#### TASK TO COMPLETE:
Exclude any images and output the remaining records exactly.

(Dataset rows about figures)
• • • • •

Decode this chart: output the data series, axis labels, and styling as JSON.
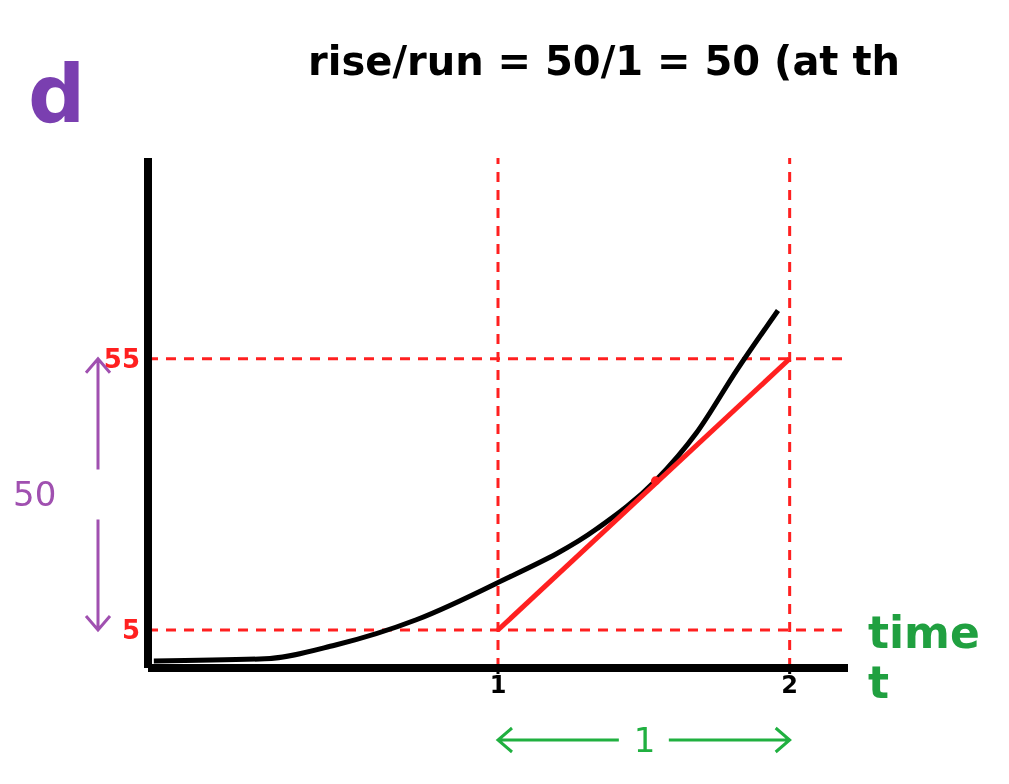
{
  "chart_data": {
    "type": "line",
    "ylabel": "d",
    "xlabel": "time t",
    "annotations": [
      "rise/run = 50/1 = 50 (at th",
      "50",
      "1"
    ],
    "series": [
      {
        "color": "#000000",
        "x": [
          -0.18,
          0.2,
          0.44,
          0.72,
          0.99,
          1.34,
          1.54,
          1.68,
          1.82,
          1.96
        ],
        "values": [
          -0.7,
          -0.3,
          2.2,
          6.9,
          13.5,
          23.7,
          32.5,
          41.3,
          53,
          63.9
        ]
      },
      {
        "color": "#ff2020",
        "x": [
          1,
          2
        ],
        "values": [
          5,
          55
        ]
      },
      {
        "type": "scatter",
        "marker": "circle",
        "color": "#ff2020",
        "x": [
          1.54
        ],
        "values": [
          32.5
        ]
      }
    ],
    "xlim": [
      -0.2,
      2.2
    ],
    "ylim": [
      -2,
      92
    ],
    "xticks": [
      1,
      2
    ],
    "yticks": [
      5,
      55
    ],
    "ref_lines": [
      {
        "axis": "y",
        "value": 5,
        "color": "#ff2020",
        "line_style": "dashed"
      },
      {
        "axis": "y",
        "value": 55,
        "color": "#ff2020",
        "line_style": "dashed"
      },
      {
        "axis": "x",
        "value": 1,
        "color": "#ff2020",
        "line_style": "dashed"
      },
      {
        "axis": "x",
        "value": 2,
        "color": "#ff2020",
        "line_style": "dashed"
      }
    ],
    "grid": false
  }
}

• • • • •

#### THE REPLY:
Decode this chart: output the data series, axis labels, and styling as JSON.
{
  "chart_data": {
    "type": "line",
    "ylabel": "d",
    "xlabel": "time t",
    "annotations": [
      "rise/run = 50/1 = 50 (at th",
      "50",
      "1"
    ],
    "series": [
      {
        "color": "#000000",
        "x": [
          -0.18,
          0.2,
          0.44,
          0.72,
          0.99,
          1.34,
          1.54,
          1.68,
          1.82,
          1.96
        ],
        "values": [
          -0.7,
          -0.3,
          2.2,
          6.9,
          13.5,
          23.7,
          32.5,
          41.3,
          53,
          63.9
        ]
      },
      {
        "color": "#ff2020",
        "x": [
          1,
          2
        ],
        "values": [
          5,
          55
        ]
      },
      {
        "type": "scatter",
        "marker": "circle",
        "color": "#ff2020",
        "x": [
          1.54
        ],
        "values": [
          32.5
        ]
      }
    ],
    "xlim": [
      -0.2,
      2.2
    ],
    "ylim": [
      -2,
      92
    ],
    "xticks": [
      1,
      2
    ],
    "yticks": [
      5,
      55
    ],
    "ref_lines": [
      {
        "axis": "y",
        "value": 5,
        "color": "#ff2020",
        "line_style": "dashed"
      },
      {
        "axis": "y",
        "value": 55,
        "color": "#ff2020",
        "line_style": "dashed"
      },
      {
        "axis": "x",
        "value": 1,
        "color": "#ff2020",
        "line_style": "dashed"
      },
      {
        "axis": "x",
        "value": 2,
        "color": "#ff2020",
        "line_style": "dashed"
      }
    ],
    "grid": false
  }
}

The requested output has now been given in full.